- What this task involves -
From the records below, extract all the text exactly and leave the images behind.

[Rows from a dataset]
<<<<

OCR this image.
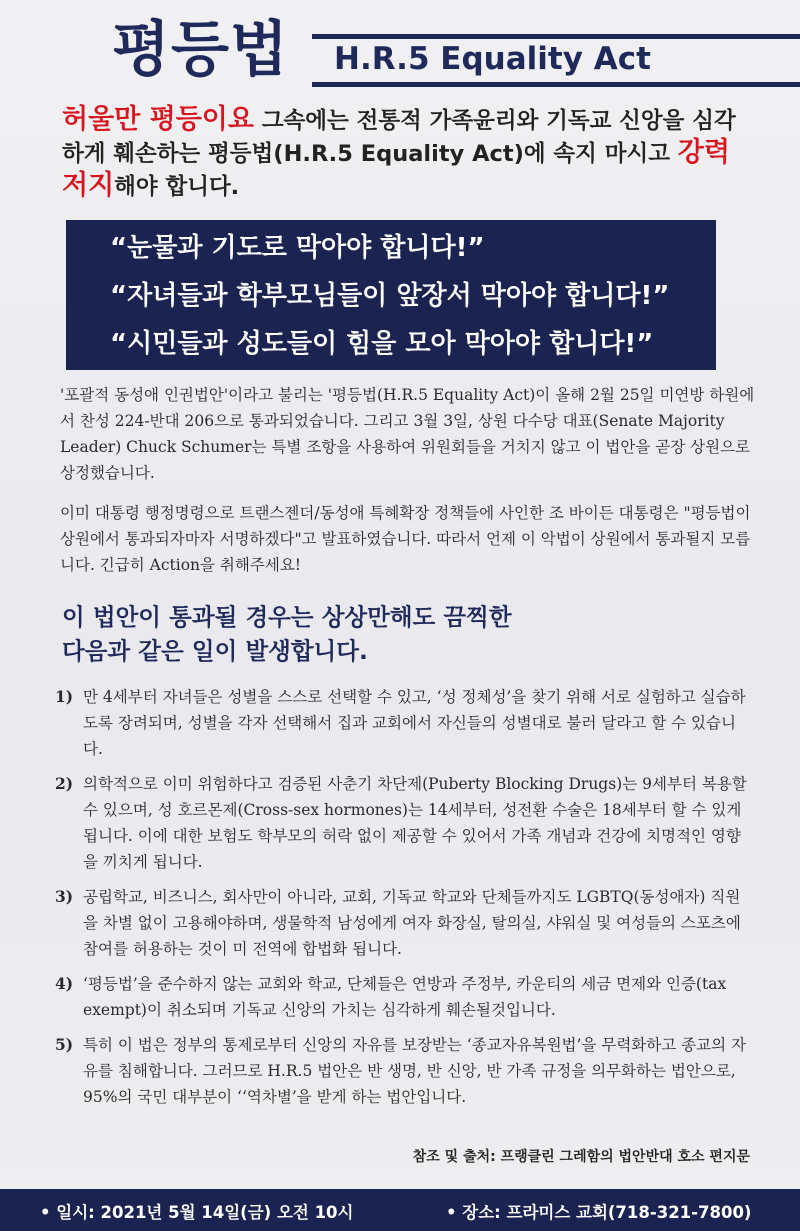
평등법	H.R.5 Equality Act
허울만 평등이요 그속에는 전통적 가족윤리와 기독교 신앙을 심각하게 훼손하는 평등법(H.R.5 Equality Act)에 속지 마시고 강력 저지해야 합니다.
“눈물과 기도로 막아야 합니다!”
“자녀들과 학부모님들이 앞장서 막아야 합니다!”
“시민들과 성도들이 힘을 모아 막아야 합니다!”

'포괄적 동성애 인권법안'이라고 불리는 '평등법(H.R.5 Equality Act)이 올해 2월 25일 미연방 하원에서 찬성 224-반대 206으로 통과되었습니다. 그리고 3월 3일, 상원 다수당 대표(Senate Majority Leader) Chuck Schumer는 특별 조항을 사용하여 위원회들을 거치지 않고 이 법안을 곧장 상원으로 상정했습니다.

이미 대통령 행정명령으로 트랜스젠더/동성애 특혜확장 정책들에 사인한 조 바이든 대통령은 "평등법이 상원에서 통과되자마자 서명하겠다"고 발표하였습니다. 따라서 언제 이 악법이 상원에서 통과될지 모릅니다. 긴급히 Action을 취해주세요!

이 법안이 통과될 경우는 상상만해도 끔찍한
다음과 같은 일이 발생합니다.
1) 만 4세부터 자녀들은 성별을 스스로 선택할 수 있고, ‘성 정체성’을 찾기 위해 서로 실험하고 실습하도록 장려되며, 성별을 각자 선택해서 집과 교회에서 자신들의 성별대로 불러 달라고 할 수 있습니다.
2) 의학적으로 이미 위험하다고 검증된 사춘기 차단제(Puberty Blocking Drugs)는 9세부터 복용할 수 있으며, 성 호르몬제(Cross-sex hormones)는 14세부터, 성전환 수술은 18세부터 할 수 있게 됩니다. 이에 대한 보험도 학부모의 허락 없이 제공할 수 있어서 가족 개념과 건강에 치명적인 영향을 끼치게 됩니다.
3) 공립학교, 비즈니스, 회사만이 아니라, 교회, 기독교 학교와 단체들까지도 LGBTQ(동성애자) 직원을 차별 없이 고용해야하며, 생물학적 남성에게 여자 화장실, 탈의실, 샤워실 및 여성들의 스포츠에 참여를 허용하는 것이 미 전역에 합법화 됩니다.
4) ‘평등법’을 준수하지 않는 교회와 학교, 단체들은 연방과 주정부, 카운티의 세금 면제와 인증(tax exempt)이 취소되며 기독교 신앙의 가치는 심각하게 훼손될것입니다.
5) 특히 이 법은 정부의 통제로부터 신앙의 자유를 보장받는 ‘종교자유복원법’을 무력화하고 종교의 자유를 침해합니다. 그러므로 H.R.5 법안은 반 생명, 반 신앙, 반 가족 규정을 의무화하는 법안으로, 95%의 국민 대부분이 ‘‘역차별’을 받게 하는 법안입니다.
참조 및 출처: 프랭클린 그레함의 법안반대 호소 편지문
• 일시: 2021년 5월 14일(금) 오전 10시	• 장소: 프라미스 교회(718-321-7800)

>>>>

- Solution below -
OCR this image.
평등법	H.R.5 Equality Act
허울만 평등이요 그속에는 전통적 가족윤리와 기독교 신앙을 심각하게 훼손하는 평등법(H.R.5 Equality Act)에 속지 마시고 강력 저지해야 합니다.
“눈물과 기도로 막아야 합니다!”
“자녀들과 학부모님들이 앞장서 막아야 합니다!”
“시민들과 성도들이 힘을 모아 막아야 합니다!”

'포괄적 동성애 인권법안'이라고 불리는 '평등법(H.R.5 Equality Act)이 올해 2월 25일 미연방 하원에서 찬성 224-반대 206으로 통과되었습니다. 그리고 3월 3일, 상원 다수당 대표(Senate Majority Leader) Chuck Schumer는 특별 조항을 사용하여 위원회들을 거치지 않고 이 법안을 곧장 상원으로 상정했습니다.

이미 대통령 행정명령으로 트랜스젠더/동성애 특혜확장 정책들에 사인한 조 바이든 대통령은 "평등법이 상원에서 통과되자마자 서명하겠다"고 발표하였습니다. 따라서 언제 이 악법이 상원에서 통과될지 모릅니다. 긴급히 Action을 취해주세요!

이 법안이 통과될 경우는 상상만해도 끔찍한
다음과 같은 일이 발생합니다.
1) 만 4세부터 자녀들은 성별을 스스로 선택할 수 있고, ‘성 정체성’을 찾기 위해 서로 실험하고 실습하도록 장려되며, 성별을 각자 선택해서 집과 교회에서 자신들의 성별대로 불러 달라고 할 수 있습니다.
2) 의학적으로 이미 위험하다고 검증된 사춘기 차단제(Puberty Blocking Drugs)는 9세부터 복용할 수 있으며, 성 호르몬제(Cross-sex hormones)는 14세부터, 성전환 수술은 18세부터 할 수 있게 됩니다. 이에 대한 보험도 학부모의 허락 없이 제공할 수 있어서 가족 개념과 건강에 치명적인 영향을 끼치게 됩니다.
3) 공립학교, 비즈니스, 회사만이 아니라, 교회, 기독교 학교와 단체들까지도 LGBTQ(동성애자) 직원을 차별 없이 고용해야하며, 생물학적 남성에게 여자 화장실, 탈의실, 샤워실 및 여성들의 스포츠에 참여를 허용하는 것이 미 전역에 합법화 됩니다.
4) ‘평등법’을 준수하지 않는 교회와 학교, 단체들은 연방과 주정부, 카운티의 세금 면제와 인증(tax exempt)이 취소되며 기독교 신앙의 가치는 심각하게 훼손될것입니다.
5) 특히 이 법은 정부의 통제로부터 신앙의 자유를 보장받는 ‘종교자유복원법’을 무력화하고 종교의 자유를 침해합니다. 그러므로 H.R.5 법안은 반 생명, 반 신앙, 반 가족 규정을 의무화하는 법안으로, 95%의 국민 대부분이 ‘‘역차별’을 받게 하는 법안입니다.
참조 및 출처: 프랭클린 그레함의 법안반대 호소 편지문
• 일시: 2021년 5월 14일(금) 오전 10시	• 장소: 프라미스 교회(718-321-7800)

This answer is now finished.